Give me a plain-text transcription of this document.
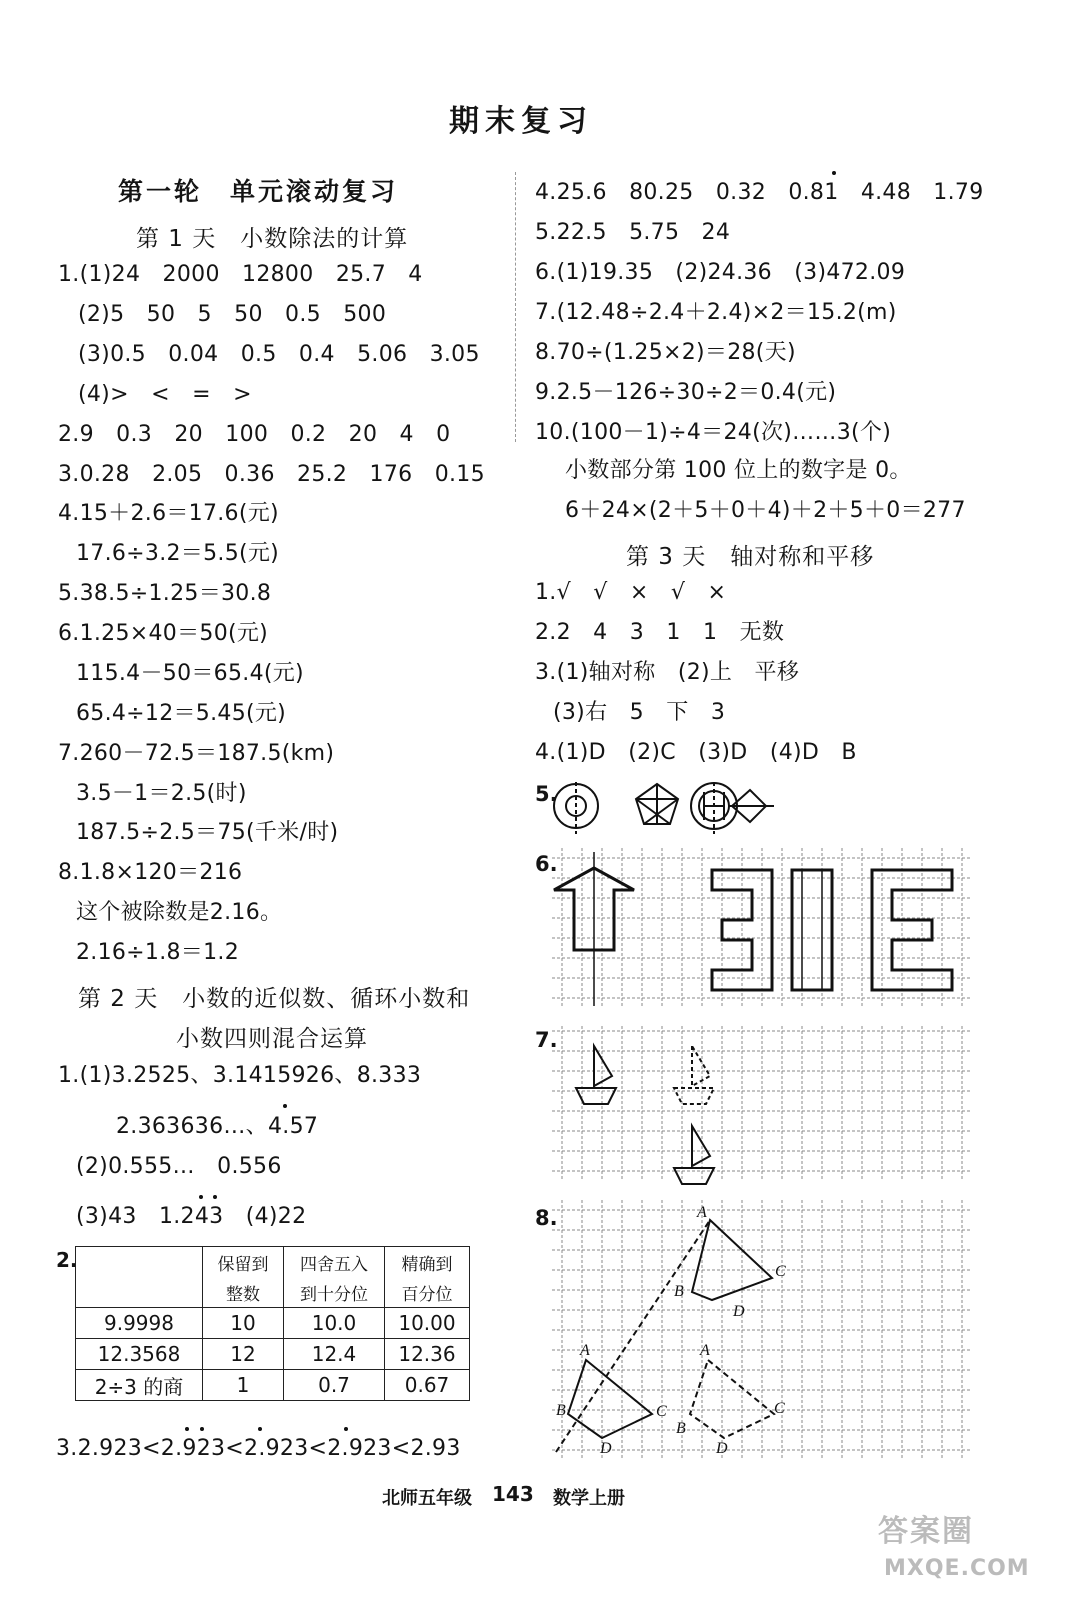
期末复习
第一轮　单元滚动复习
第 1 天　小数除法的计算
1.(1)24　2000　12800　25.7　4
(2)5　50　5　50　0.5　500
(3)0.5　0.04　0.5　0.4　5.06　3.05
(4)>　<　=　>
2.9　0.3　20　100　0.2　20　4　0
3.0.28　2.05　0.36　25.2　176　0.15
4.15＋2.6＝17.6(元)
17.6÷3.2＝5.5(元)
5.38.5÷1.25＝30.8
6.1.25×40＝50(元)
115.4－50＝65.4(元)
65.4÷12＝5.45(元)
7.260－72.5＝187.5(km)
3.5－1＝2.5(时)
187.5÷2.5＝75(千米/时)
8.1.8×120＝216
这个被除数是2.16。
2.16÷1.8＝1.2
第 2 天　小数的近似数、循环小数和
小数四则混合运算
1.(1)3.2525、3.1415926、8.333
2.363636…、4.57
(2)0.555…　0.556
(3)43　1.243　(4)22
2.
		保留到	四舍五入	精确到
	整数	到十分位	百分位
9.9998	10	10.0	10.00
12.3568	12	12.4	12.36
2÷3 的商	1	0.7	0.67
3.2.923<2.923<2.923<2.923<2.93
4.25.6　80.25　0.32　0.81　4.48　1.79
5.22.5　5.75　24
6.(1)19.35　(2)24.36　(3)472.09
7.(12.48÷2.4＋2.4)×2＝15.2(m)
8.70÷(1.25×2)＝28(天)
9.2.5－126÷30÷2＝0.4(元)
10.(100－1)÷4＝24(次)……3(个)
小数部分第 100 位上的数字是 0。
6＋24×(2＋5＋0＋4)＋2＋5＋0＝277
第 3 天　轴对称和平移
1.√　√　×　√　×
2.2　4　3　1　1　无数
3.(1)轴对称　(2)上　平移
(3)右　5　下　3
4.(1)D　(2)C　(3)D　(4)D　B
5.
6.
7.
8.	A
B
C
D
A
B	C
D
A
B
C
D
北师五年级 143 数学上册
答案圈
MXQE.COM
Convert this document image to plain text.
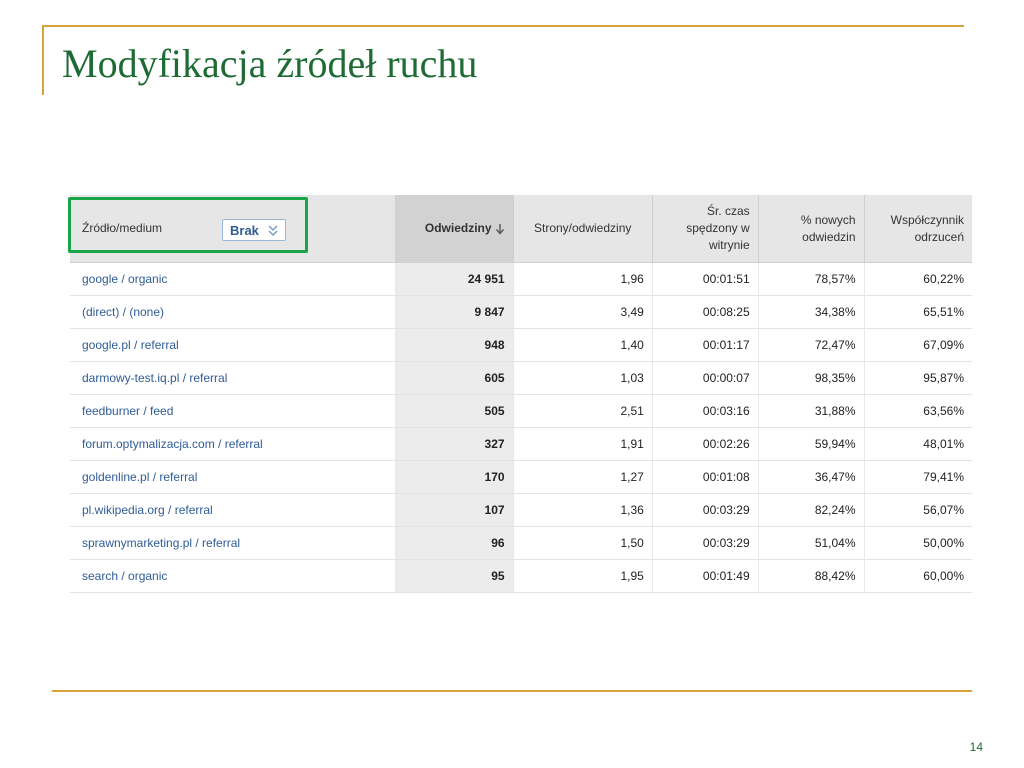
Modyfikacja źródeł ruchu
Źródło/medium Brak	Odwiedziny	Strony/odwiedziny	Śr. czas spędzony w witrynie	% nowych odwiedzin	Współczynnik odrzuceń
google / organic	24 951	1,96	00:01:51	78,57%	60,22%
(direct) / (none)	9 847	3,49	00:08:25	34,38%	65,51%
google.pl / referral	948	1,40	00:01:17	72,47%	67,09%
darmowy-test.iq.pl / referral	605	1,03	00:00:07	98,35%	95,87%
feedburner / feed	505	2,51	00:03:16	31,88%	63,56%
forum.optymalizacja.com / referral	327	1,91	00:02:26	59,94%	48,01%
goldenline.pl / referral	170	1,27	00:01:08	36,47%	79,41%
pl.wikipedia.org / referral	107	1,36	00:03:29	82,24%	56,07%
sprawnymarketing.pl / referral	96	1,50	00:03:29	51,04%	50,00%
search / organic	95	1,95	00:01:49	88,42%	60,00%
14
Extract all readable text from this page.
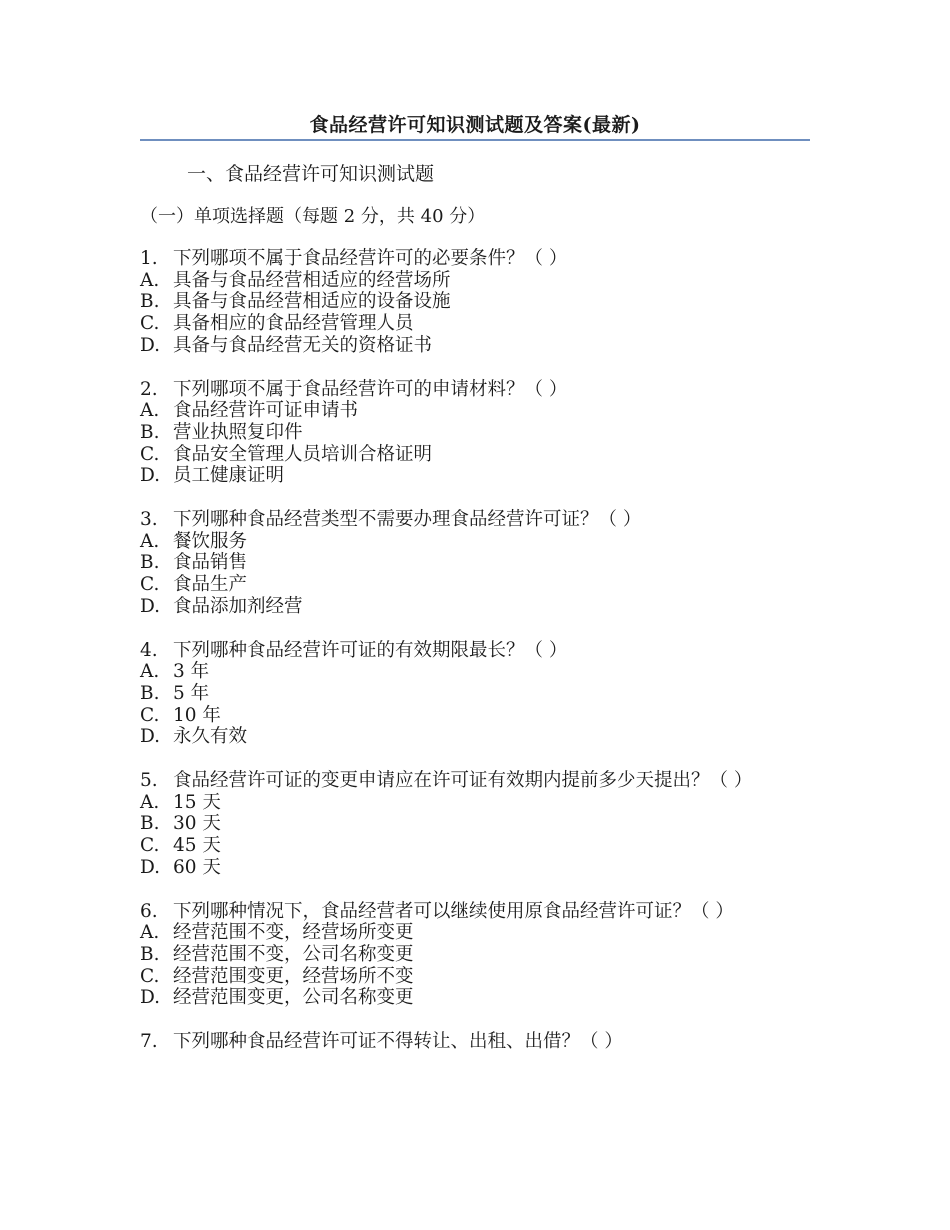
食品经营许可知识测试题及答案(最新)
一、食品经营许可知识测试题
（一）单项选择题（每题 2 分，共 40 分）
1. 下列哪项不属于食品经营许可的必要条件？（ ）
A. 具备与食品经营相适应的经营场所
B. 具备与食品经营相适应的设备设施
C. 具备相应的食品经营管理人员
D. 具备与食品经营无关的资格证书
2. 下列哪项不属于食品经营许可的申请材料？（ ）
A. 食品经营许可证申请书
B. 营业执照复印件
C. 食品安全管理人员培训合格证明
D. 员工健康证明
3. 下列哪种食品经营类型不需要办理食品经营许可证？（ ）
A. 餐饮服务
B. 食品销售
C. 食品生产
D. 食品添加剂经营
4. 下列哪种食品经营许可证的有效期限最长？（ ）
A. 3 年
B. 5 年
C. 10 年
D. 永久有效
5. 食品经营许可证的变更申请应在许可证有效期内提前多少天提出？（ ）
A. 15 天
B. 30 天
C. 45 天
D. 60 天
6. 下列哪种情况下，食品经营者可以继续使用原食品经营许可证？（ ）
A. 经营范围不变，经营场所变更
B. 经营范围不变，公司名称变更
C. 经营范围变更，经营场所不变
D. 经营范围变更，公司名称变更
7. 下列哪种食品经营许可证不得转让、出租、出借？（ ）
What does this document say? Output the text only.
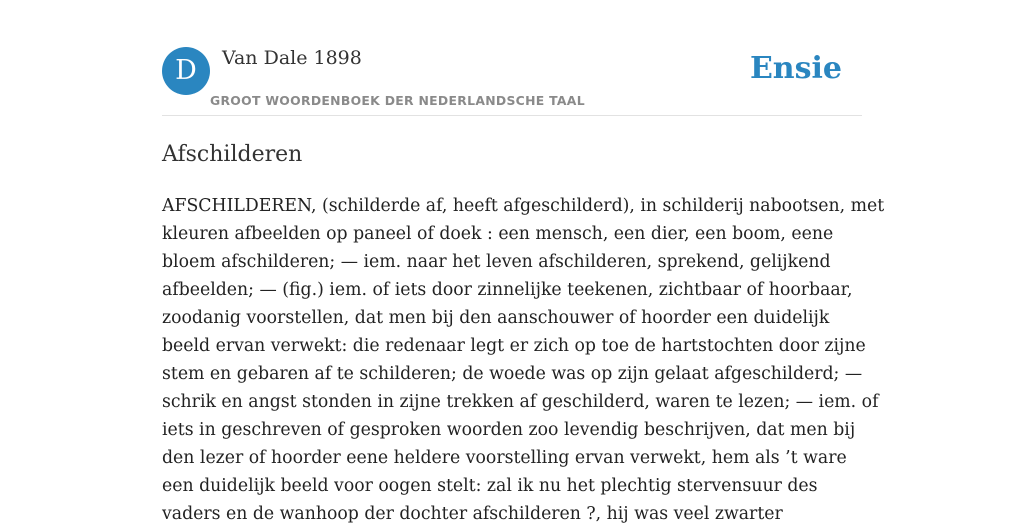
D	Van Dale 1898
GROOT WOORDENBOEK DER NEDERLANDSCHE TAAL
Ensie
Afschilderen
AFSCHILDEREN, (schilderde af, heeft afgeschilderd), in schilderij nabootsen, met
kleuren afbeelden op paneel of doek : een mensch, een dier, een boom, eene
bloem afschilderen; — iem. naar het leven afschilderen, sprekend, gelijkend
afbeelden; — (fig.) iem. of iets door zinnelijke teekenen, zichtbaar of hoorbaar,
zoodanig voorstellen, dat men bij den aanschouwer of hoorder een duidelijk
beeld ervan verwekt: die redenaar legt er zich op toe de hartstochten door zijne
stem en gebaren af te schilderen; de woede was op zijn gelaat afgeschilderd; —
schrik en angst stonden in zijne trekken af geschilderd, waren te lezen; — iem. of
iets in geschreven of gesproken woorden zoo levendig beschrijven, dat men bij
den lezer of hoorder eene heldere voorstelling ervan verwekt, hem als ’t ware
een duidelijk beeld voor oogen stelt: zal ik nu het plechtig stervensuur des
vaders en de wanhoop der dochter afschilderen ?, hij was veel zwarter
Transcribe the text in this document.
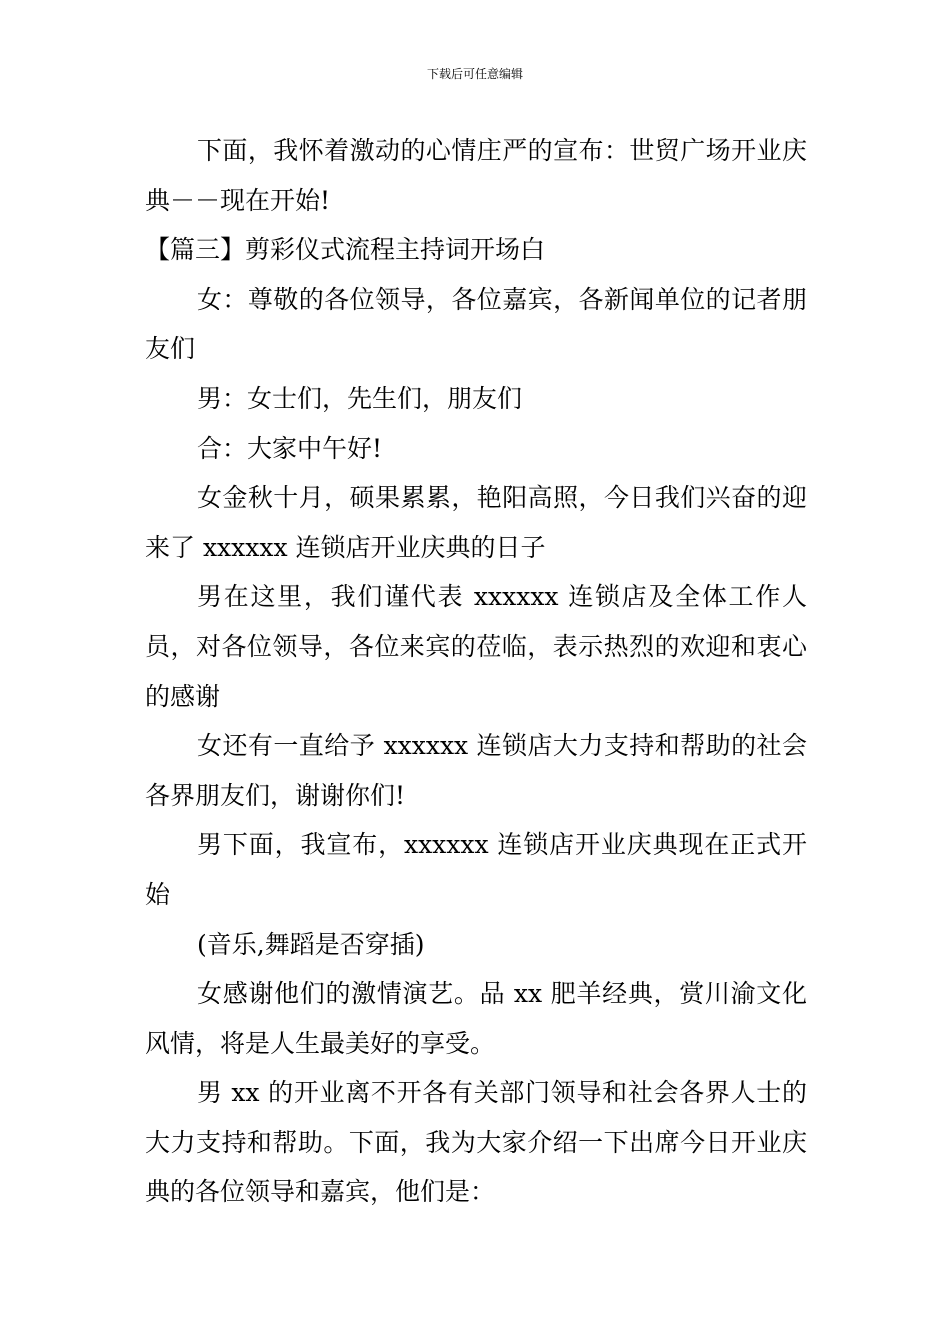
下载后可任意编辑

下面，我怀着激动的心情庄严的宣布：世贸广场开业庆典－－现在开始!

【篇三】剪彩仪式流程主持词开场白

女：尊敬的各位领导，各位嘉宾，各新闻单位的记者朋友们

男：女士们，先生们，朋友们

合：大家中午好!

女金秋十月，硕果累累，艳阳高照，今日我们兴奋的迎来了 xxxxxx 连锁店开业庆典的日子

男在这里，我们谨代表 xxxxxx 连锁店及全体工作人员，对各位领导，各位来宾的莅临，表示热烈的欢迎和衷心的感谢

女还有一直给予 xxxxxx 连锁店大力支持和帮助的社会各界朋友们，谢谢你们!

男下面，我宣布，xxxxxx 连锁店开业庆典现在正式开始

(音乐,舞蹈是否穿插)

女感谢他们的激情演艺。品 xx 肥羊经典，赏川渝文化风情，将是人生最美好的享受。

男 xx 的开业离不开各有关部门领导和社会各界人士的大力支持和帮助。下面，我为大家介绍一下出席今日开业庆典的各位领导和嘉宾，他们是：
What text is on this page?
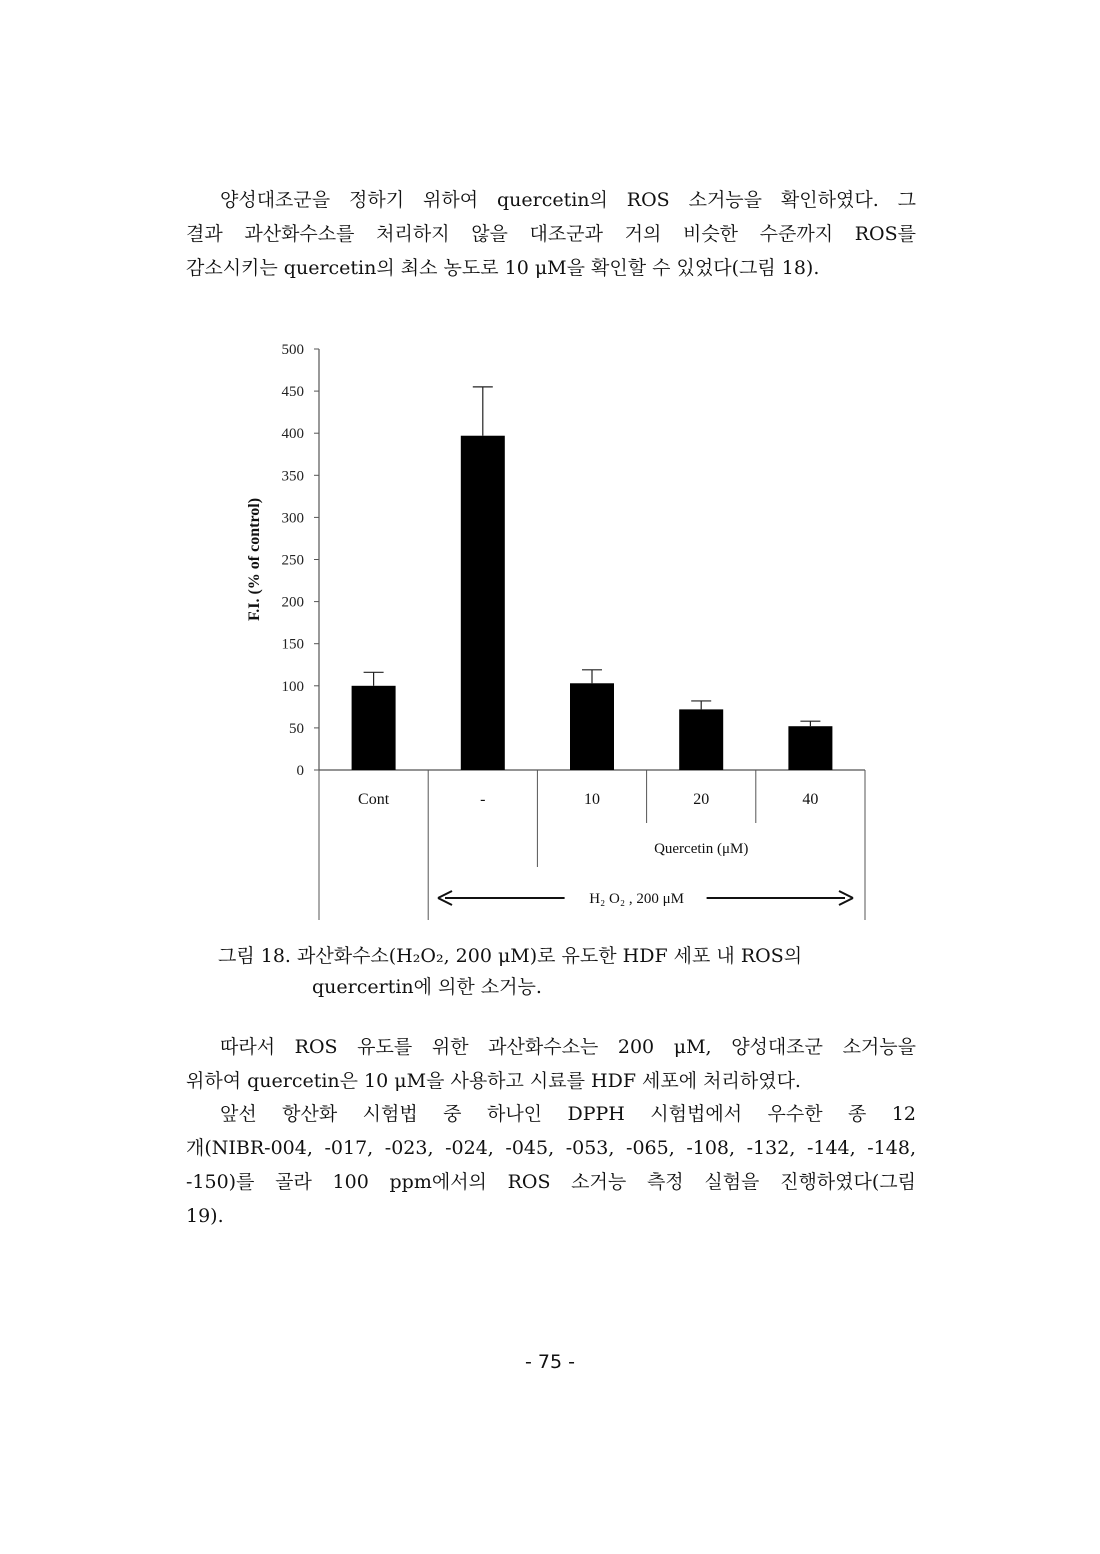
양성대조군을 정하기 위하여 quercetin의 ROS 소거능을 확인하였다. 그
결과 과산화수소를 처리하지 않을 대조군과 거의 비슷한 수준까지 ROS를
감소시키는 quercetin의 최소 농도로 10 μM을 확인할 수 있었다(그림 18).
0
50
100
150
200
250
300
350
400
450
500
F.I. (% of control)
Cont	-	10	20	40
Quercetin (μM)
H₂ O₂ , 200 μM
그림 18. 과산화수소(H₂O₂, 200 μM)로 유도한 HDF 세포 내 ROS의
quercertin에 의한 소거능.
따라서 ROS 유도를 위한 과산화수소는 200 μM, 양성대조군 소거능을
위하여 quercetin은 10 μM을 사용하고 시료를 HDF 세포에 처리하였다.
앞선 항산화 시험법 중 하나인 DPPH 시험법에서 우수한 종 12
개(NIBR-004, -017, -023, -024, -045, -053, -065, -108, -132, -144, -148,
-150)를 골라 100 ppm에서의 ROS 소거능 측정 실험을 진행하였다(그림
19).
- 75 -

● ● ● ● ●

**To do:** Sift through the entries and copy every line with "afgeschilderd".

**Result of this exercise:**
AFSCHILDEREN, (schilderde af, heeft afgeschilderd), in schilderij nabootsen, met
stem en gebaren af te schilderen; de woede was op zijn gelaat afgeschilderd; —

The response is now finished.